Identify the lines that contain the string "color", then copy each of them.

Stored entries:

____________

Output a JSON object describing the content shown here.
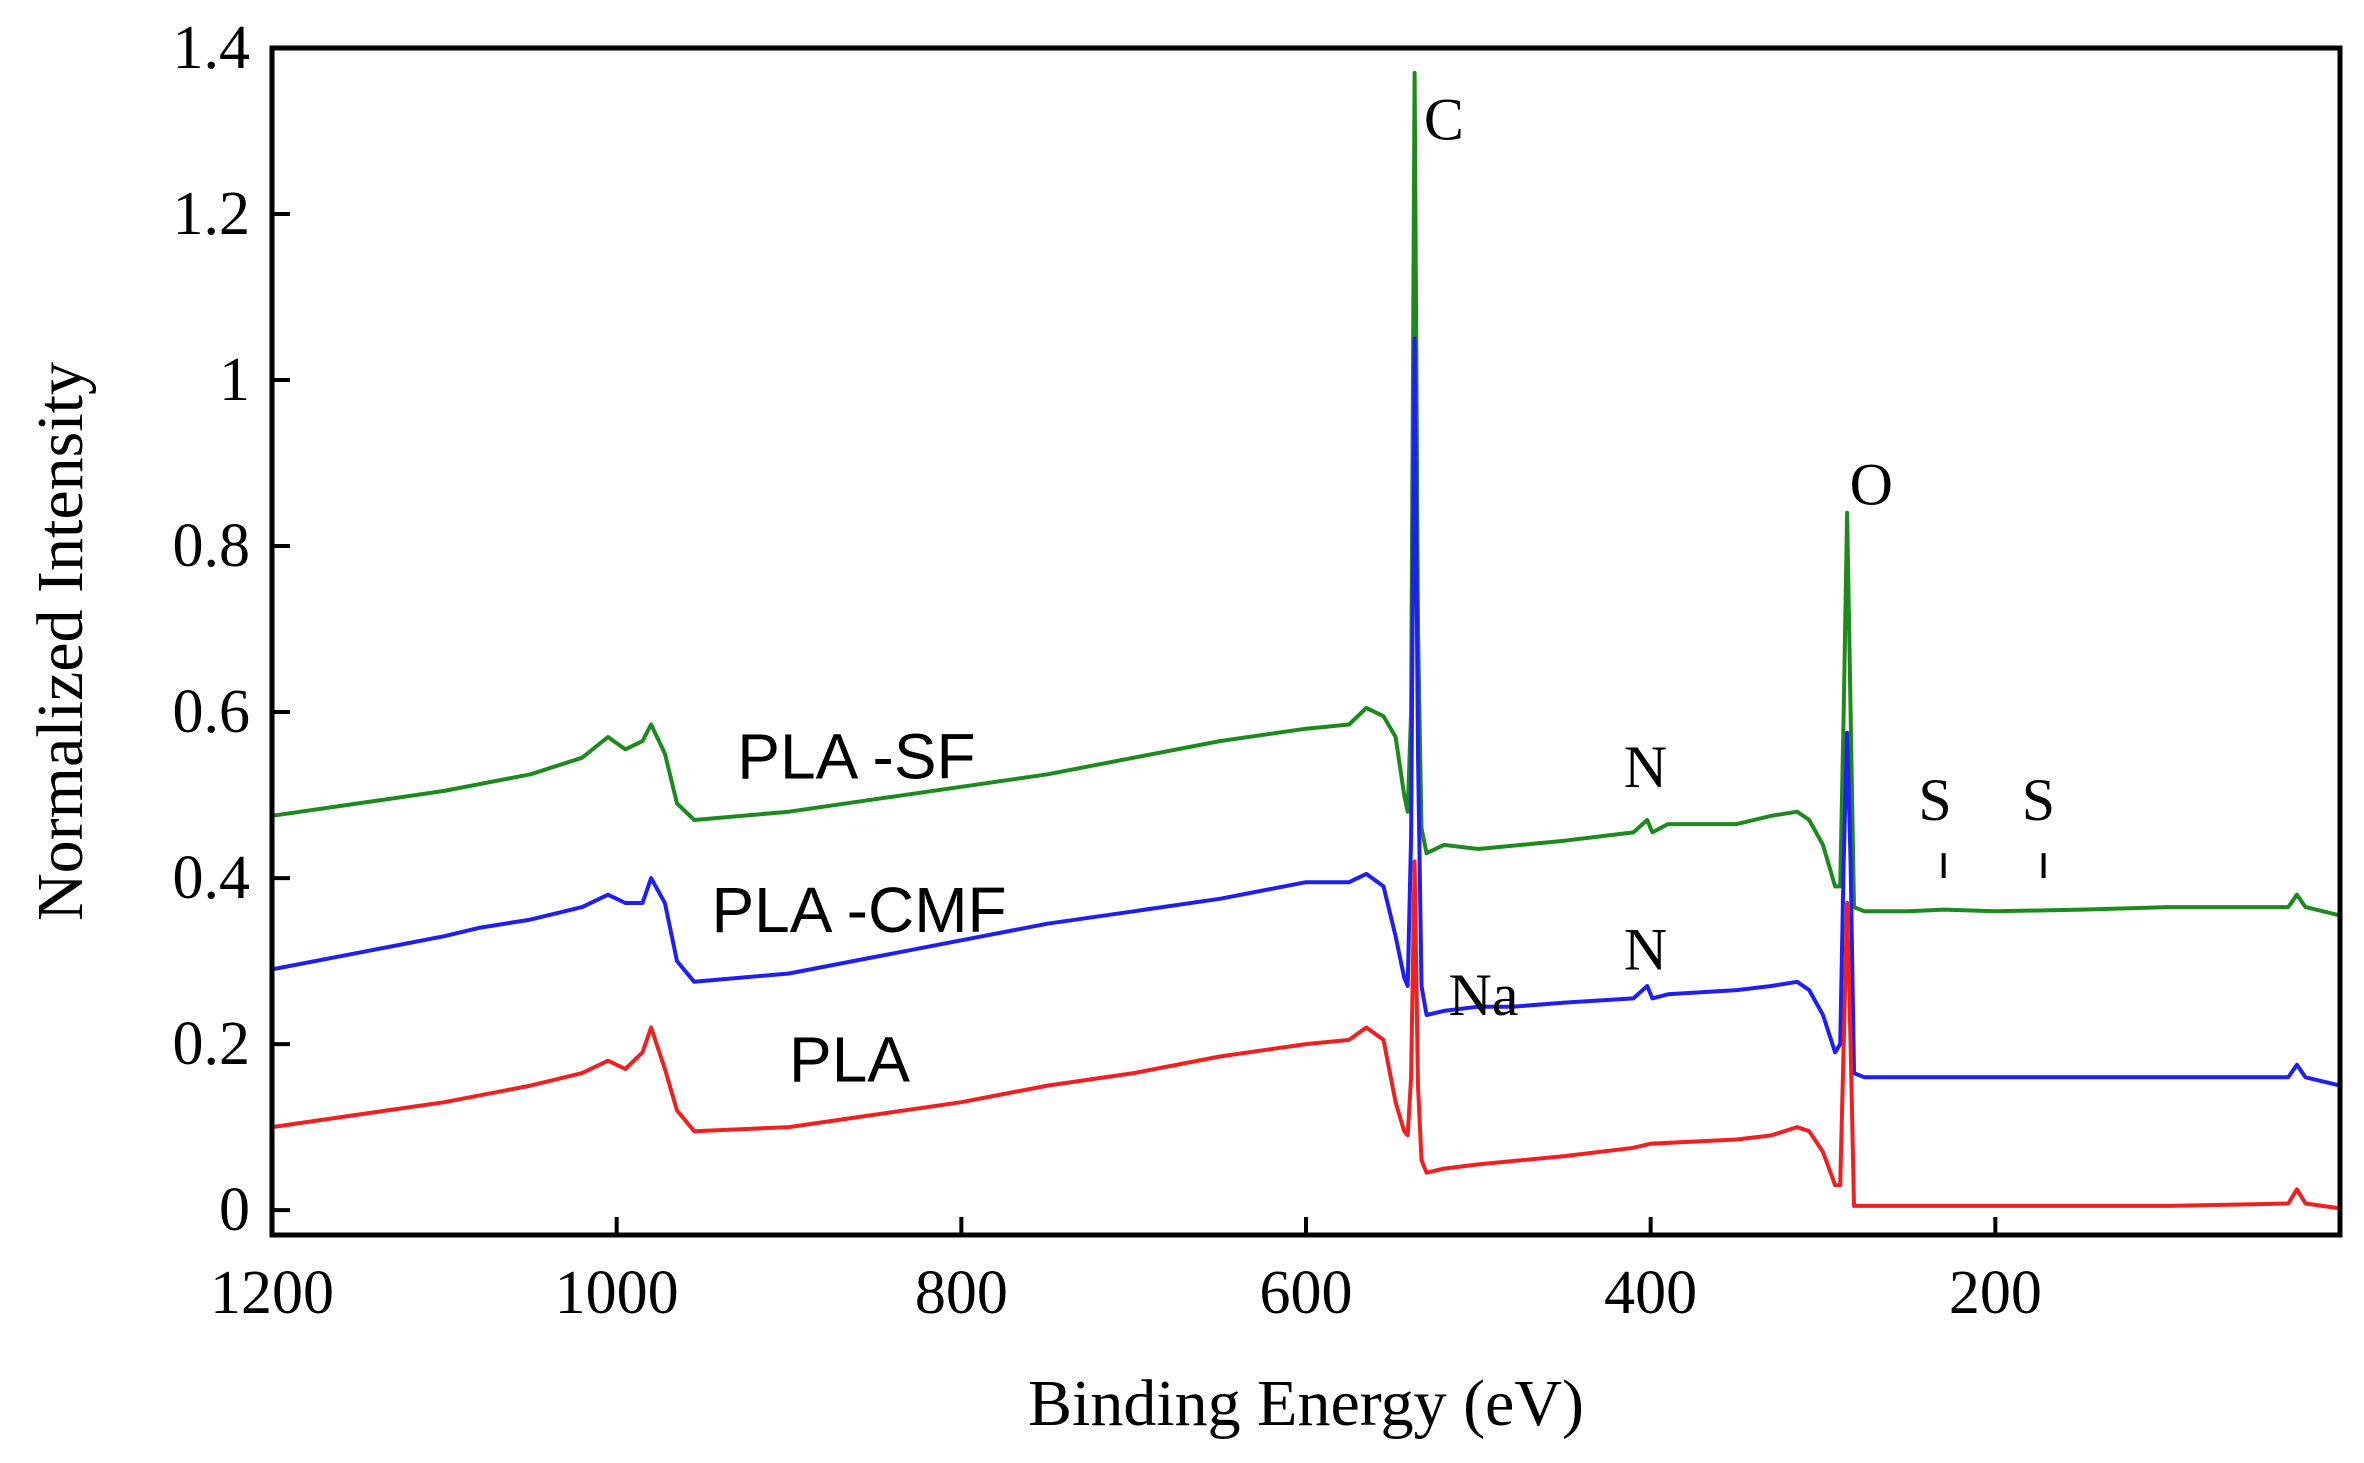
{
  "chart_data": {
    "type": "line",
    "title": "",
    "xlabel": "Binding Energy (eV)",
    "ylabel": "Normalized Intensity",
    "xlim": [
      1200,
      0
    ],
    "ylim": [
      -0.03,
      1.4
    ],
    "x_reversed": true,
    "grid": false,
    "x_ticks": [
      {
        "value": 1200,
        "label": "1200"
      },
      {
        "value": 1000,
        "label": "1000"
      },
      {
        "value": 800,
        "label": "800"
      },
      {
        "value": 600,
        "label": "600"
      },
      {
        "value": 400,
        "label": "400"
      },
      {
        "value": 200,
        "label": "200"
      }
    ],
    "y_ticks": [
      {
        "value": 0,
        "label": "0"
      },
      {
        "value": 0.2,
        "label": "0.2"
      },
      {
        "value": 0.4,
        "label": "0.4"
      },
      {
        "value": 0.6,
        "label": "0.6"
      },
      {
        "value": 0.8,
        "label": "0.8"
      },
      {
        "value": 1.0,
        "label": "1"
      },
      {
        "value": 1.2,
        "label": "1.2"
      },
      {
        "value": 1.4,
        "label": "1.4"
      }
    ],
    "series": [
      {
        "name": "PLA-SF",
        "label": "PLA -SF",
        "color": "#1e8a1e",
        "label_at": {
          "x": 930,
          "y": 0.52
        },
        "points": [
          [
            1200,
            0.475
          ],
          [
            1150,
            0.49
          ],
          [
            1100,
            0.505
          ],
          [
            1050,
            0.525
          ],
          [
            1020,
            0.545
          ],
          [
            1005,
            0.57
          ],
          [
            995,
            0.555
          ],
          [
            985,
            0.565
          ],
          [
            980,
            0.585
          ],
          [
            972,
            0.55
          ],
          [
            965,
            0.49
          ],
          [
            955,
            0.47
          ],
          [
            900,
            0.48
          ],
          [
            850,
            0.495
          ],
          [
            800,
            0.51
          ],
          [
            750,
            0.525
          ],
          [
            700,
            0.545
          ],
          [
            650,
            0.565
          ],
          [
            600,
            0.58
          ],
          [
            575,
            0.585
          ],
          [
            565,
            0.605
          ],
          [
            555,
            0.595
          ],
          [
            548,
            0.57
          ],
          [
            543,
            0.5
          ],
          [
            541,
            0.48
          ],
          [
            539,
            0.6
          ],
          [
            537,
            1.37
          ],
          [
            535,
            0.7
          ],
          [
            533,
            0.46
          ],
          [
            530,
            0.43
          ],
          [
            520,
            0.44
          ],
          [
            500,
            0.435
          ],
          [
            450,
            0.445
          ],
          [
            410,
            0.455
          ],
          [
            402,
            0.47
          ],
          [
            399,
            0.455
          ],
          [
            390,
            0.465
          ],
          [
            350,
            0.465
          ],
          [
            330,
            0.475
          ],
          [
            315,
            0.48
          ],
          [
            308,
            0.47
          ],
          [
            300,
            0.44
          ],
          [
            293,
            0.39
          ],
          [
            290,
            0.39
          ],
          [
            288,
            0.6
          ],
          [
            286,
            0.84
          ],
          [
            284,
            0.6
          ],
          [
            282,
            0.365
          ],
          [
            276,
            0.36
          ],
          [
            250,
            0.36
          ],
          [
            230,
            0.362
          ],
          [
            200,
            0.36
          ],
          [
            150,
            0.362
          ],
          [
            100,
            0.365
          ],
          [
            50,
            0.365
          ],
          [
            30,
            0.365
          ],
          [
            25,
            0.38
          ],
          [
            20,
            0.365
          ],
          [
            0,
            0.355
          ]
        ]
      },
      {
        "name": "PLA-CMF",
        "label": "PLA -CMF",
        "color": "#1f1ff0",
        "label_at": {
          "x": 945,
          "y": 0.335
        },
        "points": [
          [
            1200,
            0.29
          ],
          [
            1150,
            0.31
          ],
          [
            1100,
            0.33
          ],
          [
            1080,
            0.34
          ],
          [
            1050,
            0.35
          ],
          [
            1020,
            0.365
          ],
          [
            1005,
            0.38
          ],
          [
            995,
            0.37
          ],
          [
            985,
            0.37
          ],
          [
            980,
            0.4
          ],
          [
            972,
            0.37
          ],
          [
            965,
            0.3
          ],
          [
            955,
            0.275
          ],
          [
            900,
            0.285
          ],
          [
            850,
            0.305
          ],
          [
            800,
            0.325
          ],
          [
            750,
            0.345
          ],
          [
            700,
            0.36
          ],
          [
            650,
            0.375
          ],
          [
            600,
            0.395
          ],
          [
            575,
            0.395
          ],
          [
            565,
            0.405
          ],
          [
            555,
            0.39
          ],
          [
            548,
            0.33
          ],
          [
            543,
            0.28
          ],
          [
            541,
            0.27
          ],
          [
            539,
            0.45
          ],
          [
            537,
            1.05
          ],
          [
            535,
            0.55
          ],
          [
            533,
            0.27
          ],
          [
            530,
            0.235
          ],
          [
            520,
            0.24
          ],
          [
            500,
            0.245
          ],
          [
            480,
            0.245
          ],
          [
            450,
            0.25
          ],
          [
            410,
            0.255
          ],
          [
            402,
            0.27
          ],
          [
            399,
            0.255
          ],
          [
            390,
            0.26
          ],
          [
            350,
            0.265
          ],
          [
            330,
            0.27
          ],
          [
            315,
            0.275
          ],
          [
            308,
            0.265
          ],
          [
            300,
            0.235
          ],
          [
            293,
            0.19
          ],
          [
            290,
            0.2
          ],
          [
            288,
            0.42
          ],
          [
            286,
            0.575
          ],
          [
            284,
            0.42
          ],
          [
            282,
            0.165
          ],
          [
            276,
            0.16
          ],
          [
            250,
            0.16
          ],
          [
            200,
            0.16
          ],
          [
            150,
            0.16
          ],
          [
            100,
            0.16
          ],
          [
            50,
            0.16
          ],
          [
            30,
            0.16
          ],
          [
            25,
            0.175
          ],
          [
            20,
            0.16
          ],
          [
            0,
            0.15
          ]
        ]
      },
      {
        "name": "PLA",
        "label": "PLA",
        "color": "#f02020",
        "label_at": {
          "x": 900,
          "y": 0.155
        },
        "points": [
          [
            1200,
            0.1
          ],
          [
            1150,
            0.115
          ],
          [
            1100,
            0.13
          ],
          [
            1050,
            0.15
          ],
          [
            1020,
            0.165
          ],
          [
            1005,
            0.18
          ],
          [
            995,
            0.17
          ],
          [
            985,
            0.19
          ],
          [
            980,
            0.22
          ],
          [
            972,
            0.17
          ],
          [
            965,
            0.12
          ],
          [
            955,
            0.095
          ],
          [
            900,
            0.1
          ],
          [
            850,
            0.115
          ],
          [
            800,
            0.13
          ],
          [
            750,
            0.15
          ],
          [
            700,
            0.165
          ],
          [
            650,
            0.185
          ],
          [
            600,
            0.2
          ],
          [
            575,
            0.205
          ],
          [
            565,
            0.22
          ],
          [
            555,
            0.205
          ],
          [
            548,
            0.13
          ],
          [
            543,
            0.095
          ],
          [
            541,
            0.09
          ],
          [
            539,
            0.16
          ],
          [
            537,
            0.42
          ],
          [
            535,
            0.15
          ],
          [
            533,
            0.06
          ],
          [
            530,
            0.045
          ],
          [
            520,
            0.05
          ],
          [
            500,
            0.055
          ],
          [
            450,
            0.065
          ],
          [
            410,
            0.075
          ],
          [
            400,
            0.08
          ],
          [
            350,
            0.085
          ],
          [
            330,
            0.09
          ],
          [
            315,
            0.1
          ],
          [
            308,
            0.095
          ],
          [
            300,
            0.07
          ],
          [
            293,
            0.03
          ],
          [
            290,
            0.03
          ],
          [
            288,
            0.2
          ],
          [
            286,
            0.37
          ],
          [
            284,
            0.2
          ],
          [
            282,
            0.005
          ],
          [
            276,
            0.005
          ],
          [
            250,
            0.005
          ],
          [
            200,
            0.005
          ],
          [
            150,
            0.005
          ],
          [
            100,
            0.005
          ],
          [
            50,
            0.007
          ],
          [
            30,
            0.008
          ],
          [
            25,
            0.025
          ],
          [
            20,
            0.008
          ],
          [
            0,
            0.002
          ]
        ]
      }
    ],
    "annotations": [
      {
        "text": "C",
        "x": 520,
        "y": 1.29
      },
      {
        "text": "O",
        "x": 272,
        "y": 0.85
      },
      {
        "text": "N",
        "x": 403,
        "y": 0.51
      },
      {
        "text": "N",
        "x": 403,
        "y": 0.29
      },
      {
        "text": "Na",
        "x": 497,
        "y": 0.235
      },
      {
        "text": "S",
        "x": 235,
        "y": 0.47
      },
      {
        "text": "S",
        "x": 175,
        "y": 0.47
      }
    ],
    "markers": [
      {
        "label": "S",
        "x": 230,
        "y_top": 0.43,
        "y_bottom": 0.4
      },
      {
        "label": "S",
        "x": 172,
        "y_top": 0.43,
        "y_bottom": 0.4
      }
    ]
  }
}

____________

--- Full solution ---
        "color": "#1e8a1e",
        "color": "#1f1ff0",
        "color": "#f02020",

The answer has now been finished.